What is asked
Locate each line below that includes "l的极坐标方程为" and reproduce it.

Supplied records
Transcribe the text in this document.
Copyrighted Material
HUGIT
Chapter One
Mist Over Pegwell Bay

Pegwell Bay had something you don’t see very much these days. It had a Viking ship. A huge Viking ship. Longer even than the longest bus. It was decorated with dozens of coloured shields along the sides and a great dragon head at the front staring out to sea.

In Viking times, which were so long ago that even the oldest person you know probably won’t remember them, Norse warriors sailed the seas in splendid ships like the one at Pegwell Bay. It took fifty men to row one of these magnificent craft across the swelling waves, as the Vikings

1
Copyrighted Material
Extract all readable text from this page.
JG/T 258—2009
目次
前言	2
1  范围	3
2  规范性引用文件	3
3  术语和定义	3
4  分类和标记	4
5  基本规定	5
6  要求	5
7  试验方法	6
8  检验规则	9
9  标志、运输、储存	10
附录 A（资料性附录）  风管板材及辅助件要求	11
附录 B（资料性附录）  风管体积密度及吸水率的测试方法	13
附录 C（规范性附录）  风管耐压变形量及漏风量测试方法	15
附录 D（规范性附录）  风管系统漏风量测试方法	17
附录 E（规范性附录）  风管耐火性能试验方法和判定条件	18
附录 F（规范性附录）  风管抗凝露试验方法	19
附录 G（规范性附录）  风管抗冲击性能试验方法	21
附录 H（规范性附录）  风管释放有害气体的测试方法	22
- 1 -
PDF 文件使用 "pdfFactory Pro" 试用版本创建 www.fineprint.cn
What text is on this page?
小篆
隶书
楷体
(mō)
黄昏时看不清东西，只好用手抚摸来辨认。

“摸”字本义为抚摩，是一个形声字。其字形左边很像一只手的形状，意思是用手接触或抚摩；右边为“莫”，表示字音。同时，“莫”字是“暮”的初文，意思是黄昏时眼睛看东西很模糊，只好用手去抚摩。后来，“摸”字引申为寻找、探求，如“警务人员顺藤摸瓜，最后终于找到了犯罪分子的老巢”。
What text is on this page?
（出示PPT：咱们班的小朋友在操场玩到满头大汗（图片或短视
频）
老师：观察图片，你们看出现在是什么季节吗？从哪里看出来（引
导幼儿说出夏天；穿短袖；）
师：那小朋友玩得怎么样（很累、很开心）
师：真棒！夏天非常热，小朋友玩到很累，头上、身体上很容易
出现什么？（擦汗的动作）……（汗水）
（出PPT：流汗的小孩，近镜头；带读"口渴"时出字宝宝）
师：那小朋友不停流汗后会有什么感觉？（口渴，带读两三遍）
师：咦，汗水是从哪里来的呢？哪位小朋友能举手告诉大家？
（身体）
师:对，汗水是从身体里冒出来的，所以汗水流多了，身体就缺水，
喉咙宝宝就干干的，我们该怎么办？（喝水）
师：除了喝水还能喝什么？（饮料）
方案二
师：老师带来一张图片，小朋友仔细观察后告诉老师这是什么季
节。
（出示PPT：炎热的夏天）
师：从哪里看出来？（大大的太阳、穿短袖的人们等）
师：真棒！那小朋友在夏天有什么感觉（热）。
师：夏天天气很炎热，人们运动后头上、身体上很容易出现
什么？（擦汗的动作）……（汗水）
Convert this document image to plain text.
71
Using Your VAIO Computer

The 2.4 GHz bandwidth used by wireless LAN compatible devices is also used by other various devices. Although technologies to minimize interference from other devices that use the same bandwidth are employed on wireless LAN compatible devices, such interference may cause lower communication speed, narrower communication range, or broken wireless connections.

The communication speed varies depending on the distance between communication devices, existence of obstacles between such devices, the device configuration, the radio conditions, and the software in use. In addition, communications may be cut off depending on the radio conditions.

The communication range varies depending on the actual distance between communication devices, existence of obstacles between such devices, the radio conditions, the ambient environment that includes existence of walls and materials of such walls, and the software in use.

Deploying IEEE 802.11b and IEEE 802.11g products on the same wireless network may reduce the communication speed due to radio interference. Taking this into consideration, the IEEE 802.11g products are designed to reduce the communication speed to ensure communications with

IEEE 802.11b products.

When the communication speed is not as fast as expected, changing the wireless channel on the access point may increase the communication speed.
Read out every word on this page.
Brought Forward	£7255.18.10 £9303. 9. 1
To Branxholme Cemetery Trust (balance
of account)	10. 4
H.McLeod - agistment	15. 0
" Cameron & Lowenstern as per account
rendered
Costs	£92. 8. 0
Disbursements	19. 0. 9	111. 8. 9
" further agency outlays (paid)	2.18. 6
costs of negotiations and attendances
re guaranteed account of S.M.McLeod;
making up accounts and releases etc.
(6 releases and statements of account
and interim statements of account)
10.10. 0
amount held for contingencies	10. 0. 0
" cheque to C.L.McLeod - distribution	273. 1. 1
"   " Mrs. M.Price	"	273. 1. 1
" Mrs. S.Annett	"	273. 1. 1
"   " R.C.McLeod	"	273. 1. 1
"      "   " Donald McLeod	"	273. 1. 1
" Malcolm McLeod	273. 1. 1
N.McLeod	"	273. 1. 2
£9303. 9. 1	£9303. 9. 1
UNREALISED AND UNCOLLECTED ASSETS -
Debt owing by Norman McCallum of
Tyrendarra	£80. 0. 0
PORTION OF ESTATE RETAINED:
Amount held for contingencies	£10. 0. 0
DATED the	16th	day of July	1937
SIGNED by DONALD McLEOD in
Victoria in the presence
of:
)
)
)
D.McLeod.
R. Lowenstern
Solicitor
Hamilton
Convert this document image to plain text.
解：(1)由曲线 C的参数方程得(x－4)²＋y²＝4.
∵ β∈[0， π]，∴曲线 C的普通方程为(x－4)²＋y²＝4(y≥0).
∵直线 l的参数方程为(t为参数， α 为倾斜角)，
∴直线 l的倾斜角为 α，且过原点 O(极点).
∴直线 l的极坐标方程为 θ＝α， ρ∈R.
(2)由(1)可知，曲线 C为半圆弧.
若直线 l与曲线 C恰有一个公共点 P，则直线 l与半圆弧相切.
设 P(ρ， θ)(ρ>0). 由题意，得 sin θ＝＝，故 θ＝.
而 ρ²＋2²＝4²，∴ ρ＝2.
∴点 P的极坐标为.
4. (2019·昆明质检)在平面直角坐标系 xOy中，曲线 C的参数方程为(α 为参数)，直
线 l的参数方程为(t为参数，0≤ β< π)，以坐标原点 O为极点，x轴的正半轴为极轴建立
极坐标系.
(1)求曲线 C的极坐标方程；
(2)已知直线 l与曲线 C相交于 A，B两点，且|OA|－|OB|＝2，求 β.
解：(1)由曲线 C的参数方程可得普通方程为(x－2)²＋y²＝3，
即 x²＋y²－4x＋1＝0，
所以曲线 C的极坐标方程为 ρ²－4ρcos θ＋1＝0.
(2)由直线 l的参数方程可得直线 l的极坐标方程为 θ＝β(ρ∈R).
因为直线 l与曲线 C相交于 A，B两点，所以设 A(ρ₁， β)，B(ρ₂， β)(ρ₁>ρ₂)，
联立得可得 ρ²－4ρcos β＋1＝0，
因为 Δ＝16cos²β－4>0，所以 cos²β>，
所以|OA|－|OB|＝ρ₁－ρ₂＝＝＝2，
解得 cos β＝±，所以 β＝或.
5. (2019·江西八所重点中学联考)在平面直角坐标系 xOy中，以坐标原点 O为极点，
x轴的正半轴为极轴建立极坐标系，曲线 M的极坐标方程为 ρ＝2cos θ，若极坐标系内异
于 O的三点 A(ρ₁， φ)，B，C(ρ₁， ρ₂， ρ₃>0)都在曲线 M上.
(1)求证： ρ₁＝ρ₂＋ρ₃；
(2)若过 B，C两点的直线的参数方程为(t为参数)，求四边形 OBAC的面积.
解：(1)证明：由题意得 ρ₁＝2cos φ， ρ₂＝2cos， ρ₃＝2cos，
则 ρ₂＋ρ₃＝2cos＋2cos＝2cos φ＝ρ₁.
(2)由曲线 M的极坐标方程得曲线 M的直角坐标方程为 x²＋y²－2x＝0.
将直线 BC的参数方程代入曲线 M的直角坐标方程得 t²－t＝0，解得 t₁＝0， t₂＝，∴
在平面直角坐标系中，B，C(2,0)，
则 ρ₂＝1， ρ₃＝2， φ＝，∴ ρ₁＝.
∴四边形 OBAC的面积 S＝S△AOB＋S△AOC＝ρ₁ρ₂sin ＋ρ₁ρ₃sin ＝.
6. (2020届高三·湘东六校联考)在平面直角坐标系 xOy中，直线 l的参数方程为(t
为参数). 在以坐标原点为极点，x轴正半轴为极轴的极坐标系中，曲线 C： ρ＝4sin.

Exercise response
∴直线 l的极坐标方程为 θ＝α， ρ∈R.
(2)由直线 l的参数方程可得直线 l的极坐标方程为 θ＝β(ρ∈R).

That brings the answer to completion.